━━ Trecho selecionado

Sobrevivência e Imortalidade ~

Prega a ciência moderna, como já vimos, baseada nos seus resultados materialistas, a imortalidade do homem e de todas as coisas através da eternidade do Universo. A imagem do mar, eterno no seu conteúdo, e no seu aspecto, e variável na sucessão das ondas, dá-nos maior compreensão desse quadro transcendente e supranormal que a ciência materialista nos pinta. Os homens e as coisas são como simples vagas, que aparecem e desaparecem. Não têm qualquer espécie de forma permanente. Só a água, o conteúdo universal, é que sobrevive através dos tempos, renovando as formas, sem qualquer continuidade daquelas em si mesmas.

Essa visão, que muito se assemelha à do antigo panteísmo e à de certas escolas de ocultismo, que consideram o homem como fagulha divina momentaneamente destacada de Deus, e que a Ele voltará depois da morte – excluindo-se naturalmente as que assim pensam dentro da linha reencarnacionista – já foi estudada por Allan Kardec em O Livro dos Espíritos.

Em certo momento pergunta ali o codificador:

“Que nos importa ter uma alma, se, extinguindo-se-nos a vida, ela desaparece na imensidade, como as gotas d’água no oceano? A perda da nossa individualidade não equivale, para nós, ao nada?”

━━━━
━━ Dados registrados

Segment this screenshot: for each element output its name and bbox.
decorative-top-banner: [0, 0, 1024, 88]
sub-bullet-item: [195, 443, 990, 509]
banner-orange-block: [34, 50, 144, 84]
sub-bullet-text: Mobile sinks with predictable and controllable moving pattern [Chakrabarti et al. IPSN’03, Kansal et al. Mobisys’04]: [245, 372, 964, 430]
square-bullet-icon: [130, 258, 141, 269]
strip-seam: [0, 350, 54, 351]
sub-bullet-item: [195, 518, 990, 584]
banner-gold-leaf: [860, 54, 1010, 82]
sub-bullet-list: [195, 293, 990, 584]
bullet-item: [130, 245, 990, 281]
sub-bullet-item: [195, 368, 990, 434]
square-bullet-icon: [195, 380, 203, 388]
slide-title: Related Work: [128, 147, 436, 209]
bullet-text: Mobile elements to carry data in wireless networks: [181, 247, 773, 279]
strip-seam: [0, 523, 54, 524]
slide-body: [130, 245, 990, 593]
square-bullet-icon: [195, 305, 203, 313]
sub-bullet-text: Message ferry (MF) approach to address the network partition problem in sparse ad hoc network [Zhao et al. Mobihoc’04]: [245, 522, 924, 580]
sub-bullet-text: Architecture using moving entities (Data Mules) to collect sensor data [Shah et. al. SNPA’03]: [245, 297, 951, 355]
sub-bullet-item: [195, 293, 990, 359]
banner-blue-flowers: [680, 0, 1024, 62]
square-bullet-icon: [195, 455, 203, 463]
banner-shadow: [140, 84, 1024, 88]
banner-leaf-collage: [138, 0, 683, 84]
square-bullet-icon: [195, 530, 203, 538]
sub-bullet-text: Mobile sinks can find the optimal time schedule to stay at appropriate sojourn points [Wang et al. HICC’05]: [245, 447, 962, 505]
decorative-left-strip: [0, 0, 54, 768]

━━━━

Imprima o trecho sobre sobrevivência e imortalidade na íntegra, sem qualquer alteração.

> O resultado:
Sobrevivência e Imortalidade ~

Prega a ciência moderna, como já vimos, baseada nos seus resultados materialistas, a imortalidade do homem e de todas as coisas através da eternidade do Universo. A imagem do mar, eterno no seu conteúdo, e no seu aspecto, e variável na sucessão das ondas, dá-nos maior compreensão desse quadro transcendente e supranormal que a ciência materialista nos pinta. Os homens e as coisas são como simples vagas, que aparecem e desaparecem. Não têm qualquer espécie de forma permanente. Só a água, o conteúdo universal, é que sobrevive através dos tempos, renovando as formas, sem qualquer continuidade daquelas em si mesmas.

Essa visão, que muito se assemelha à do antigo panteísmo e à de certas escolas de ocultismo, que consideram o homem como fagulha divina momentaneamente destacada de Deus, e que a Ele voltará depois da morte – excluindo-se naturalmente as que assim pensam dentro da linha reencarnacionista – já foi estudada por Allan Kardec em O Livro dos Espíritos.

Em certo momento pergunta ali o codificador:

“Que nos importa ter uma alma, se, extinguindo-se-nos a vida, ela desaparece na imensidade, como as gotas d’água no oceano? A perda da nossa individualidade não equivale, para nós, ao nada?”